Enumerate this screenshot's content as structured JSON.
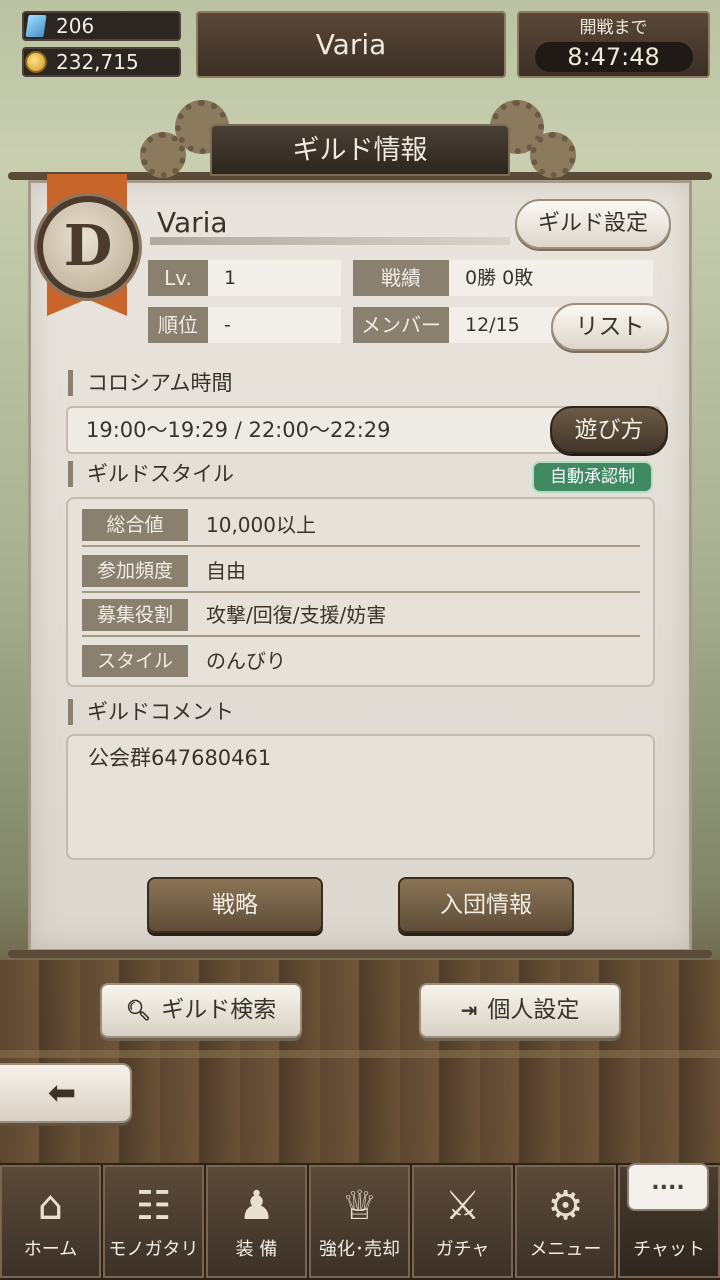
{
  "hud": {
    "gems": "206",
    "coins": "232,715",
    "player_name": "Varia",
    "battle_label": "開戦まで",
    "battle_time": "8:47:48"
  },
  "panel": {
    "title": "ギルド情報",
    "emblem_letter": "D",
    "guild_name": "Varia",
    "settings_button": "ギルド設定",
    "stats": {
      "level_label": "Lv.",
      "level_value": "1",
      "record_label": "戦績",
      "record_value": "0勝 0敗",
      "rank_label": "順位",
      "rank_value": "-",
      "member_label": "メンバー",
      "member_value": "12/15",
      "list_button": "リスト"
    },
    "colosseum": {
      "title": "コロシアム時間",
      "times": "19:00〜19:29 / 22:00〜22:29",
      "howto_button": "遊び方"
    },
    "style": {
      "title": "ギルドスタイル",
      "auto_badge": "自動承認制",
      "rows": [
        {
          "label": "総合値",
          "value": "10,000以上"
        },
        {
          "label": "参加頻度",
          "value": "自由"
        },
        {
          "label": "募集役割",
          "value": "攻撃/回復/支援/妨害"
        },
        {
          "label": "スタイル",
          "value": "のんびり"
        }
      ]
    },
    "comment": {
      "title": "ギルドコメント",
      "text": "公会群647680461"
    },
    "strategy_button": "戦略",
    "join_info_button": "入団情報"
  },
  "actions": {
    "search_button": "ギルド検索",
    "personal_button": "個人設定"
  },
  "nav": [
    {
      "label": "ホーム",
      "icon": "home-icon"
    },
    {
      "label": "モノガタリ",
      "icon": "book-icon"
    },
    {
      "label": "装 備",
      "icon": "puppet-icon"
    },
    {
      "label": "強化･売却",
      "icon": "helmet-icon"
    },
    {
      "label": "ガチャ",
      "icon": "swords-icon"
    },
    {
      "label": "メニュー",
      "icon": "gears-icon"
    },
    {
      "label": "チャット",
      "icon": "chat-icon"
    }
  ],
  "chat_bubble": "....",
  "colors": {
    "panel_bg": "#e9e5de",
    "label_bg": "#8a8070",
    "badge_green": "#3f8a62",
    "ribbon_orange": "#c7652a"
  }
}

**Given problem:** Your task is to repeat the material above exactly, without its pictures.

**Task output:**
Enumerate this screenshot's content as structured JSON.
{
  "hud": {
    "gems": "206",
    "coins": "232,715",
    "player_name": "Varia",
    "battle_label": "開戦まで",
    "battle_time": "8:47:48"
  },
  "panel": {
    "title": "ギルド情報",
    "emblem_letter": "D",
    "guild_name": "Varia",
    "settings_button": "ギルド設定",
    "stats": {
      "level_label": "Lv.",
      "level_value": "1",
      "record_label": "戦績",
      "record_value": "0勝 0敗",
      "rank_label": "順位",
      "rank_value": "-",
      "member_label": "メンバー",
      "member_value": "12/15",
      "list_button": "リスト"
    },
    "colosseum": {
      "title": "コロシアム時間",
      "times": "19:00〜19:29 / 22:00〜22:29",
      "howto_button": "遊び方"
    },
    "style": {
      "title": "ギルドスタイル",
      "auto_badge": "自動承認制",
      "rows": [
        {
          "label": "総合値",
          "value": "10,000以上"
        },
        {
          "label": "参加頻度",
          "value": "自由"
        },
        {
          "label": "募集役割",
          "value": "攻撃/回復/支援/妨害"
        },
        {
          "label": "スタイル",
          "value": "のんびり"
        }
      ]
    },
    "comment": {
      "title": "ギルドコメント",
      "text": "公会群647680461"
    },
    "strategy_button": "戦略",
    "join_info_button": "入団情報"
  },
  "actions": {
    "search_button": "ギルド検索",
    "personal_button": "個人設定"
  },
  "nav": [
    {
      "label": "ホーム",
      "icon": "home-icon"
    },
    {
      "label": "モノガタリ",
      "icon": "book-icon"
    },
    {
      "label": "装 備",
      "icon": "puppet-icon"
    },
    {
      "label": "強化･売却",
      "icon": "helmet-icon"
    },
    {
      "label": "ガチャ",
      "icon": "swords-icon"
    },
    {
      "label": "メニュー",
      "icon": "gears-icon"
    },
    {
      "label": "チャット",
      "icon": "chat-icon"
    }
  ],
  "chat_bubble": "....",
  "colors": {
    "panel_bg": "#e9e5de",
    "label_bg": "#8a8070",
    "badge_green": "#3f8a62",
    "ribbon_orange": "#c7652a"
  }
}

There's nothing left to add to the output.